[REQUIREMENT]
Please report every line from the material that contains the word "Landmark".

[ENTRIES]
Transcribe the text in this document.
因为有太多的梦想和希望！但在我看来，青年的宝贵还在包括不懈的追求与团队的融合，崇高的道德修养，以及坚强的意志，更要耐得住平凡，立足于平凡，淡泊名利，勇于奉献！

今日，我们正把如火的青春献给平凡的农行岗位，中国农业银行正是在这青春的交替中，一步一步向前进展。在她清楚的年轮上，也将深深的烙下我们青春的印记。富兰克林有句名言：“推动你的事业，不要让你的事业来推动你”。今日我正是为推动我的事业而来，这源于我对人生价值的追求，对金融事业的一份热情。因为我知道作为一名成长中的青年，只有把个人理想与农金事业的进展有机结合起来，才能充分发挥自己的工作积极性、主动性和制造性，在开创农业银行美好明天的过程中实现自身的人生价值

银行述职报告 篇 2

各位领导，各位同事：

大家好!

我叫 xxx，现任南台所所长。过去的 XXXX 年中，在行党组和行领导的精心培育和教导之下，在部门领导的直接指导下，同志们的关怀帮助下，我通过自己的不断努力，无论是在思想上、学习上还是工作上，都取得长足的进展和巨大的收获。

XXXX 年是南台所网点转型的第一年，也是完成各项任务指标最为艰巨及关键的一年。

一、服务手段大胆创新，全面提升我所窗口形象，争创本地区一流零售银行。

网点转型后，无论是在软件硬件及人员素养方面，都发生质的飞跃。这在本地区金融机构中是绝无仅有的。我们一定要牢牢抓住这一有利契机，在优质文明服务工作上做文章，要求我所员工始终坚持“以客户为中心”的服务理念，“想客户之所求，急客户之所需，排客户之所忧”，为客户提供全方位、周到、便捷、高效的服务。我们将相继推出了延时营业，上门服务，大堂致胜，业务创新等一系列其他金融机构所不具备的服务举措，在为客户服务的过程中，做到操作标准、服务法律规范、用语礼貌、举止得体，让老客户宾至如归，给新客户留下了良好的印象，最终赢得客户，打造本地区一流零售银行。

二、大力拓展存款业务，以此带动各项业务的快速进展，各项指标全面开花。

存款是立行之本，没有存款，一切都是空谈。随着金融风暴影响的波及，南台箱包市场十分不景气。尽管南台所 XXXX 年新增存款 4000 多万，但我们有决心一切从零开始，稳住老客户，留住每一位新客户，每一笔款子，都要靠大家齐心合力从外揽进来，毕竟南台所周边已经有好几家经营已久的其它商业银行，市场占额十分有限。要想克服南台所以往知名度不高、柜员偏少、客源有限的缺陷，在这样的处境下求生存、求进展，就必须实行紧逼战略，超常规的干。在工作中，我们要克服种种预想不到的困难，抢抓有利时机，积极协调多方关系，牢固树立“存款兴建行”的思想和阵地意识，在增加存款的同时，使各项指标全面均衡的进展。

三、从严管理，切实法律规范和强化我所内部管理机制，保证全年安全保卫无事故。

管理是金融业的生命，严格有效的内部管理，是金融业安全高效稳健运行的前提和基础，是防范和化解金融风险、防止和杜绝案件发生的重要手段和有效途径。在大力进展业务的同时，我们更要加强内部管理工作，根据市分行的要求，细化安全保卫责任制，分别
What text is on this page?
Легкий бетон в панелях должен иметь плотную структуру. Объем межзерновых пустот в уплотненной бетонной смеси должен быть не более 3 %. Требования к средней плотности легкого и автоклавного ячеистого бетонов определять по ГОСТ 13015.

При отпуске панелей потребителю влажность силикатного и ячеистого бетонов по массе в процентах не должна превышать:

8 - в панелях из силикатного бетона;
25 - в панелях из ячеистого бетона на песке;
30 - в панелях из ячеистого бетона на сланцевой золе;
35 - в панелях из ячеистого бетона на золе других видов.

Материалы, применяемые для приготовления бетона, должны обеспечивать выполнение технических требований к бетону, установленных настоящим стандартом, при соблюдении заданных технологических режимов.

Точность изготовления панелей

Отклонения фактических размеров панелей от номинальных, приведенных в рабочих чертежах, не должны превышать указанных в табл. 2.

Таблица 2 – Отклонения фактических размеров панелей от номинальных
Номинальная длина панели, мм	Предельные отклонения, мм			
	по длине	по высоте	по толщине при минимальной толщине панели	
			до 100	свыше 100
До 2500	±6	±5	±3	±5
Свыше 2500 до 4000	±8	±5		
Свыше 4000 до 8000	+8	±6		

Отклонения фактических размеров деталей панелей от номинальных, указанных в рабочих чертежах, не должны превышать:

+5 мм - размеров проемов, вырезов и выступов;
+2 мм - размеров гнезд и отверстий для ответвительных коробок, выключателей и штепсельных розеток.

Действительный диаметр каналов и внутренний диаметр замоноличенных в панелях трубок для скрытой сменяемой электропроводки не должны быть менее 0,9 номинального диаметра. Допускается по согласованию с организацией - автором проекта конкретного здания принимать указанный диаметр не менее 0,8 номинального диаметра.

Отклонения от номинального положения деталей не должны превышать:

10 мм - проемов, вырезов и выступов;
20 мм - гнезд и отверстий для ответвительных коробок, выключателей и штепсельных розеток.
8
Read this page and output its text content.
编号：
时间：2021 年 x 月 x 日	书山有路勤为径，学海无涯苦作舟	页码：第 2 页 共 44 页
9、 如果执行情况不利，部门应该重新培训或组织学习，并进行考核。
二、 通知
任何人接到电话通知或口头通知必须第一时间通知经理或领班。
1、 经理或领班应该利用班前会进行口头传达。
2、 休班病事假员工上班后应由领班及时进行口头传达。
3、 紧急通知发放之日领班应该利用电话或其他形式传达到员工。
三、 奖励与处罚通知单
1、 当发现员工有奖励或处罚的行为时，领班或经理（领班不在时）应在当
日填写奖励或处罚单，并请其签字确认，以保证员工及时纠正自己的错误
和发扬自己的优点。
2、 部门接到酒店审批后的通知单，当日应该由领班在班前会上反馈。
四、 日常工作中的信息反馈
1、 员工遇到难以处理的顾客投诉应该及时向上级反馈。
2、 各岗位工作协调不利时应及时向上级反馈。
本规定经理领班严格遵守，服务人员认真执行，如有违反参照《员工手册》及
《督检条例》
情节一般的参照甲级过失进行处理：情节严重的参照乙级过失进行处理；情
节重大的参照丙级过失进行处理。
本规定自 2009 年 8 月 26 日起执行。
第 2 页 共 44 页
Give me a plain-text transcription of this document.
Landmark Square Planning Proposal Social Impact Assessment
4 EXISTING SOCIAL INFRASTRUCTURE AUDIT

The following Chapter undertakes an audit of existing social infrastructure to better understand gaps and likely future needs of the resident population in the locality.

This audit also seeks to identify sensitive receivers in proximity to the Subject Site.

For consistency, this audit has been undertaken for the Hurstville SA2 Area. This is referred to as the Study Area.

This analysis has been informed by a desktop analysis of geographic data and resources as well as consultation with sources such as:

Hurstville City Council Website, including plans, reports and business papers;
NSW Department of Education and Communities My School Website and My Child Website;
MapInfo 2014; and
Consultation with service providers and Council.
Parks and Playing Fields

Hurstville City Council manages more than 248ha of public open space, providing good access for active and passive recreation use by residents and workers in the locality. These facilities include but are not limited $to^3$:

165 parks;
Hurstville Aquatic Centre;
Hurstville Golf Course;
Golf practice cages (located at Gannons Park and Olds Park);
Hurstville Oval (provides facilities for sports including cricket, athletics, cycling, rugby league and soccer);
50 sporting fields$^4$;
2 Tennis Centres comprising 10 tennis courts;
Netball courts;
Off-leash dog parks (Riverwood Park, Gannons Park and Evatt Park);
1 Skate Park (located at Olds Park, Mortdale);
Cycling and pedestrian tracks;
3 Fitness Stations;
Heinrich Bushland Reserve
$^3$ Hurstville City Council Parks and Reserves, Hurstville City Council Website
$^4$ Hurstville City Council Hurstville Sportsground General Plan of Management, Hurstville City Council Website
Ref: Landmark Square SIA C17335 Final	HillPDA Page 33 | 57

[COMPLETE RESPONSE]
Landmark Square Planning Proposal Social Impact Assessment
Ref: Landmark Square SIA C17335 Final	HillPDA Page 33 | 57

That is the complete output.